● **Recorded data**
:::

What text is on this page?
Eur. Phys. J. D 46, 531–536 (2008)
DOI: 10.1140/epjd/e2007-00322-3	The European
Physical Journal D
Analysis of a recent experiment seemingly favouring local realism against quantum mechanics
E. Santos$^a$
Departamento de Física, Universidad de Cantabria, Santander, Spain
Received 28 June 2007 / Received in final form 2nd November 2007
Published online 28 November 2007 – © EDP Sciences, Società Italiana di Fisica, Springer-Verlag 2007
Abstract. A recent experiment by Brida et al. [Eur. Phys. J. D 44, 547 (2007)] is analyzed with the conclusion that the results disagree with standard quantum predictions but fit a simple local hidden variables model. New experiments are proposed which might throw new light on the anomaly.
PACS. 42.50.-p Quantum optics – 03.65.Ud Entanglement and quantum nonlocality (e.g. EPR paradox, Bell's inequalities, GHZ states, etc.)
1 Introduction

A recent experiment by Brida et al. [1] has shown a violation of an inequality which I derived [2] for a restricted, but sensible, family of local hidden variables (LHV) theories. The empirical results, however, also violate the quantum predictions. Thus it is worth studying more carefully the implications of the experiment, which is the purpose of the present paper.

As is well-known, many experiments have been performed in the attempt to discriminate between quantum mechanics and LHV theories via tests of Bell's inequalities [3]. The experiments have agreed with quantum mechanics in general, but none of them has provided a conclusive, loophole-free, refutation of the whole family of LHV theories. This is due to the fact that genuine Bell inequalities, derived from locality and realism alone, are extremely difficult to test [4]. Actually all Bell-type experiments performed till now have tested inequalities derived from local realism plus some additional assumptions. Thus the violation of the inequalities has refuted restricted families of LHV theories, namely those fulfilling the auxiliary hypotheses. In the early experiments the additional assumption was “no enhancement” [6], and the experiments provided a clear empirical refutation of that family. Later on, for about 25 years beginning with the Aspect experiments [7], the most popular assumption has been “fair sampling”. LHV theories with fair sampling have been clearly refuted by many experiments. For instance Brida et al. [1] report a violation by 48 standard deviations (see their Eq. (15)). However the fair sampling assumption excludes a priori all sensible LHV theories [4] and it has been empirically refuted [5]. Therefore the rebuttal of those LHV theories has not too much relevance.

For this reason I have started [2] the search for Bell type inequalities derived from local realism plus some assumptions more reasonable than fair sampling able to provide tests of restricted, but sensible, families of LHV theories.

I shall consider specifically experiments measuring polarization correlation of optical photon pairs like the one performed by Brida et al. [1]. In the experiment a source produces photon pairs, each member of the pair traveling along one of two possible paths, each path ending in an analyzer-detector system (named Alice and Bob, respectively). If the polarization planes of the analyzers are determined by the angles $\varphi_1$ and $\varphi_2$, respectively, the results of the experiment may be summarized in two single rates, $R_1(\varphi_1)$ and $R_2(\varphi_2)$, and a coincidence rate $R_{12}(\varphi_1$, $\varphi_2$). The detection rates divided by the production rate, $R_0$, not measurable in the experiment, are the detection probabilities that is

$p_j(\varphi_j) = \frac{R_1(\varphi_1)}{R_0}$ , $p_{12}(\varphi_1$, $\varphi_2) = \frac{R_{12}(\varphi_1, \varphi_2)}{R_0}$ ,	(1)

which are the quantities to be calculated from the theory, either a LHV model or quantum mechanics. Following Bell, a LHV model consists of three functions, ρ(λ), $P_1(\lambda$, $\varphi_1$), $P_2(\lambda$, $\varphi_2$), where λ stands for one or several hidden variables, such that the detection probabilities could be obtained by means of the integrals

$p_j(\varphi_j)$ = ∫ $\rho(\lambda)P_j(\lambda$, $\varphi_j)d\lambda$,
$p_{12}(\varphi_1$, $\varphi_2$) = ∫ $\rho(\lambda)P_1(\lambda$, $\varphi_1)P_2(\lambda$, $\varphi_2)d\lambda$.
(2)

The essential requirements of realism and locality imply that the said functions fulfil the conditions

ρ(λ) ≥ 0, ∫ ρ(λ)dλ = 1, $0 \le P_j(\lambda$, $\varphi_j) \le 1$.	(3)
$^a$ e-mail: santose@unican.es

:::

● **Given exercise**
Look through the entries and work out how many lines have the word "November" in them; reply with that number only.

● **Finished answer**
2